*** Reading passage Section Begins ***
The Risks of Oral Contraceptive Pills

Helen C. Pymar, M.D., Mitchell D. Creinin, M.D.; Department of Obstetrics, Gynecology, and Reproductive Sciences, University of Pittsburgh School of Medicine and Magee-Women's Research Institute, Pittsburgh, Pennsylvania.

Semin Reprod Med. 2001;19(4) 

In This Article

The Risk of Venous Thromboembolic Disease Associated With the Use of Oral Contraceptive Pills

Use of oral contraceptive pills has been found to increase the risk of VTE. This risk appears to be proportional to estrogen dose.[4] More recently, it has been suggested that the type of progestin may also influence the risk of VTE.[18,19,20,21,22] Although many of these studies attempted to control for bias and confounding, the nature of the study designs left doubt about the true impact of the new progestins on thromboembolic risk.

Based on a study of over 400,000 woman-years performed in the Netherlands, women aged 15 to 49 years who are factor V Leiden-negative and not pregnant or using oral contraceptive pills have an incidence of venous thrombosis of 8/100,000/year.[23] Pregnancy, however, is associated with a much higher risk of VTE. In a recent cohort study of almost 400,000 women in the United Kingdom who had live births with pregnancies of 24 or more weeks of gestation, the incidence of VTE was 85/100,000 women.[24] Whenever considering the increased risks of VTE associated with the oral contraceptive pills, it is important to keep in mind the baseline and pregnancy-associated incidence rates.
*** Reading passage Section Ends ***
*** Supplied entries Section Begins ***
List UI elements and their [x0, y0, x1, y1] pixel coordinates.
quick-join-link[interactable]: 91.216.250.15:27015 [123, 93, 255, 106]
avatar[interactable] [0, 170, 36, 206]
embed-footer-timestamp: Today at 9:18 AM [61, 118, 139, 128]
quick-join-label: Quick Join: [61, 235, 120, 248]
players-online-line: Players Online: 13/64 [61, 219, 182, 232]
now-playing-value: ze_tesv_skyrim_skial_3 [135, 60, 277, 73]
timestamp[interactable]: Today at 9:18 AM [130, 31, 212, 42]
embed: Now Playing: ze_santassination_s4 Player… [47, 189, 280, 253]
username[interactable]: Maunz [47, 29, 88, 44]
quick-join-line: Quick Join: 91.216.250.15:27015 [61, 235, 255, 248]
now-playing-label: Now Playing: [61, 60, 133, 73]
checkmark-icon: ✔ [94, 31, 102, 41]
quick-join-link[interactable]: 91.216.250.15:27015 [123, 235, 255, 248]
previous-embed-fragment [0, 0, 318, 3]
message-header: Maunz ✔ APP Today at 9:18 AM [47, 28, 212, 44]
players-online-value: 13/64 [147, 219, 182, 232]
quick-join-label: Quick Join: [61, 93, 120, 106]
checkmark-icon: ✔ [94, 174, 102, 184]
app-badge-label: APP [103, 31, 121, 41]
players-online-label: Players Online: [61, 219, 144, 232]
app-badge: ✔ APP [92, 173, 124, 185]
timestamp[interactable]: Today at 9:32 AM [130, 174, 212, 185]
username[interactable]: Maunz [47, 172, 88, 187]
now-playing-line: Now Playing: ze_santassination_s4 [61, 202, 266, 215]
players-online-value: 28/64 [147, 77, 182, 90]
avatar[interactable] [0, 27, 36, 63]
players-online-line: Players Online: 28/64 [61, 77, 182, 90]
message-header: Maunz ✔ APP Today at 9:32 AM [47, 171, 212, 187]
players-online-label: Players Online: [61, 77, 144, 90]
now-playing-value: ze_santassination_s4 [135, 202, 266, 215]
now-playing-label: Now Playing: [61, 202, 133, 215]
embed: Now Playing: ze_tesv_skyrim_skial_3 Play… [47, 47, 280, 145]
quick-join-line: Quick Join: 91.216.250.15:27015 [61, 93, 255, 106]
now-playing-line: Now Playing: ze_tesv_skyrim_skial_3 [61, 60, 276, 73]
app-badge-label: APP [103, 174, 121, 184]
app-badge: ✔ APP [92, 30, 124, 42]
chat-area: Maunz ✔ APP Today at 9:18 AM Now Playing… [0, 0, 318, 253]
*** Supplied entries Section Ends ***
◆ **Activity 1**
Reproduce word for word the part of the oral contraceptive risk text that begins with "The Risk of Venous" and ends with "on thromboembolic risk.".
◆ **Activity 2**
Carry on the text about the risks of oral contraceptive pills from its last sentence.

◆ **Exercise output 1**
The Risk of Venous Thromboembolic Disease Associated With the Use of Oral Contraceptive Pills

Use of oral contraceptive pills has been found to increase the risk of VTE. This risk appears to be proportional to estrogen dose.[4] More recently, it has been suggested that the type of progestin may also influence the risk of VTE.[18,19,20,21,22] Although many of these studies attempted to control for bias and confounding, the nature of the study designs left doubt about the true impact of the new progestins on thromboembolic risk.

◆ **Exercise output 2**
An estimate of the risk of VTE associated with birth control pill use was calculated in a study by Gerstman et al[4] in 1991. His calculations were based upon a cohort study from 1980 through 1986 of oral contraceptive users between the ages of 15 and 44 years in the Michigan Medicaid population. The majority of oral contraceptive pill users had daily estrogen doses of less than 50 µg. Over 230,000 women received prescriptions for oral contraceptive pills. The unadjusted rates of deep venous thromboembolic disease in users of less than 50 µg, 50 µg, and greater than 50 µg oral contraceptive pills were 4.2, 7.0, and 10.0 per 10,000 woman-years, respectively. When diagnostically confirmed cases of VTE were used, there was a trend toward higher relative risk for the intermediate dose formulations (2.0; 95% CI, 0.9 to 4.0) and a statistically significant increased risk for the high-dose formulations (3.2; 95% CI, 2.4 to 4.3). Thus, there appears to be a dose-response relationship between estrogen dose and VTE risk. Given a risk of 1 per 10,000 of VTE in the general population,[23] the estimated attributable risk of oral contraceptives currently used in the United States would be 3 per 10,000. This risk should still be considered acceptably low.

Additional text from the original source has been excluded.